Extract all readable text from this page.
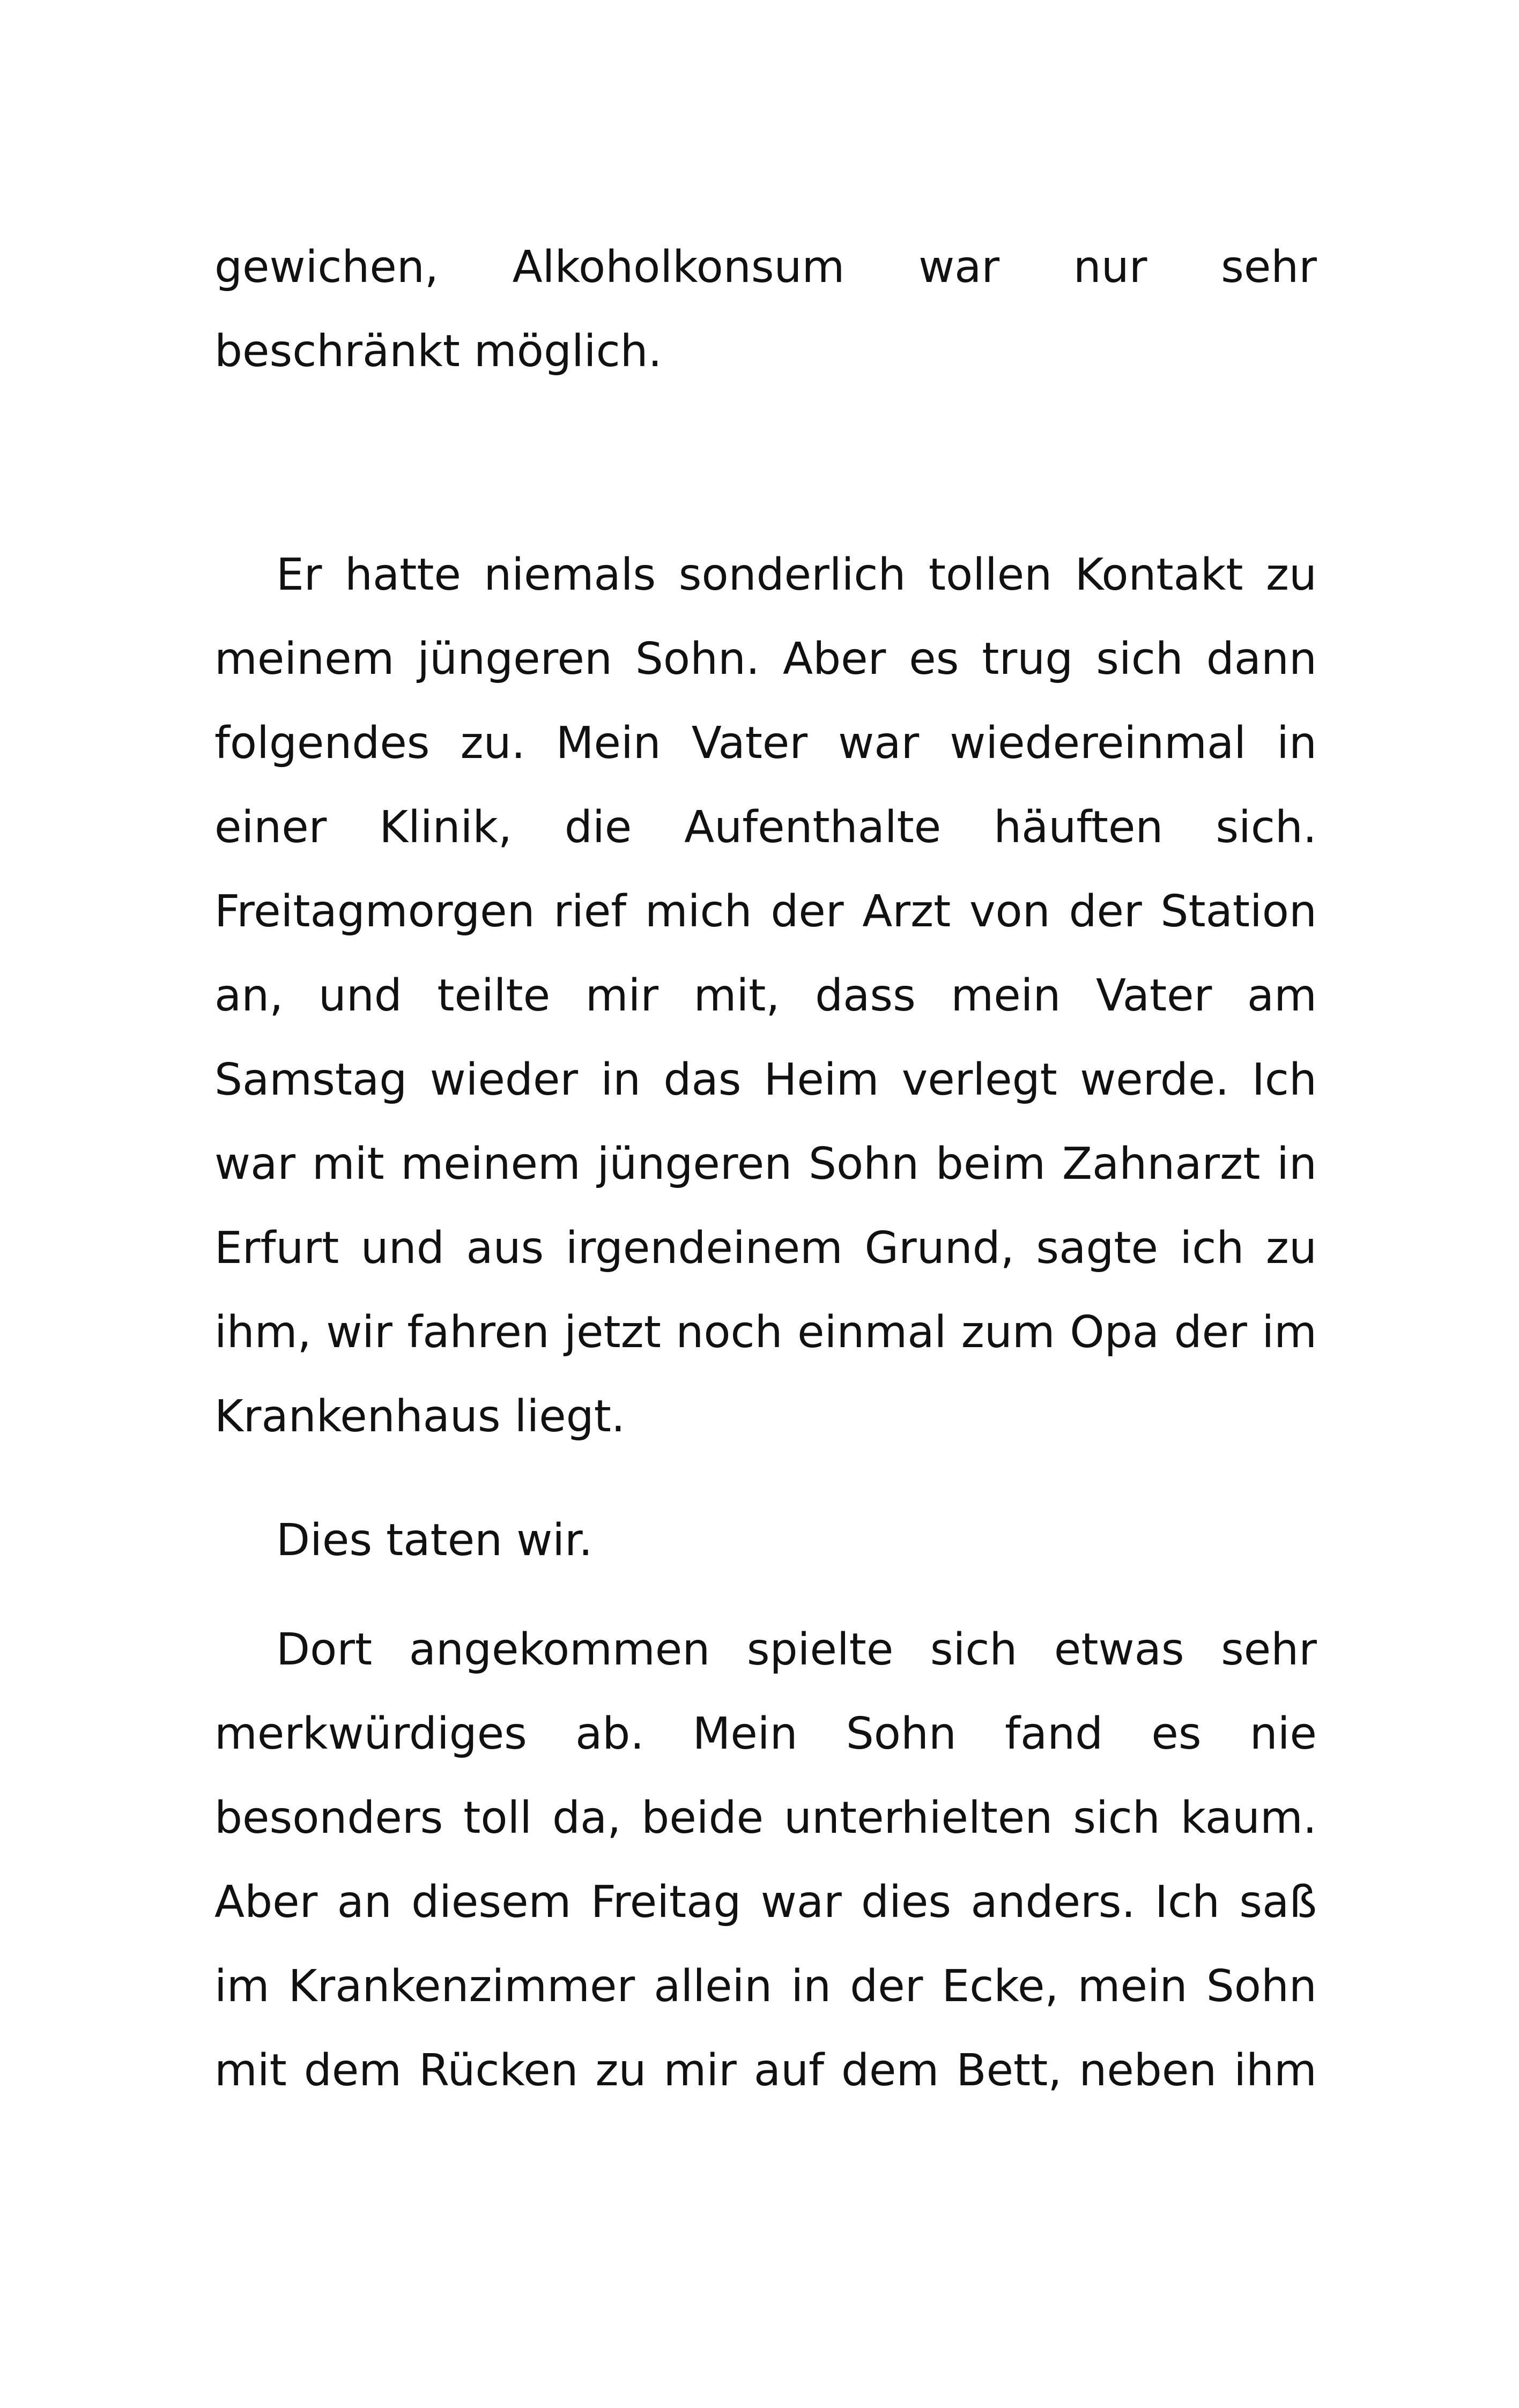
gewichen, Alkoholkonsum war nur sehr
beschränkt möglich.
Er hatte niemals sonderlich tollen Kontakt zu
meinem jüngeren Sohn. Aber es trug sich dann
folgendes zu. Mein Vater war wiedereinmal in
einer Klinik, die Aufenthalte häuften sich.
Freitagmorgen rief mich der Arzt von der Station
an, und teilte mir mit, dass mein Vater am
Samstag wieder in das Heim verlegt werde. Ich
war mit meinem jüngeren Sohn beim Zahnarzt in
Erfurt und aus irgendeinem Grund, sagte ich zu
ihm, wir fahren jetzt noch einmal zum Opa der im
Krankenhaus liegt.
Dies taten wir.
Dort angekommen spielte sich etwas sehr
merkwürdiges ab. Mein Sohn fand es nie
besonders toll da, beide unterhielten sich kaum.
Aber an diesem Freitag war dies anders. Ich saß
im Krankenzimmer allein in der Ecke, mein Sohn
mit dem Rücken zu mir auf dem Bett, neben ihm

===============

> _WHAT IS BEING ASKED_: Across the records, count the lines holding the string "Aber". Give the number and stop.

> _RESULT BELOW_: 2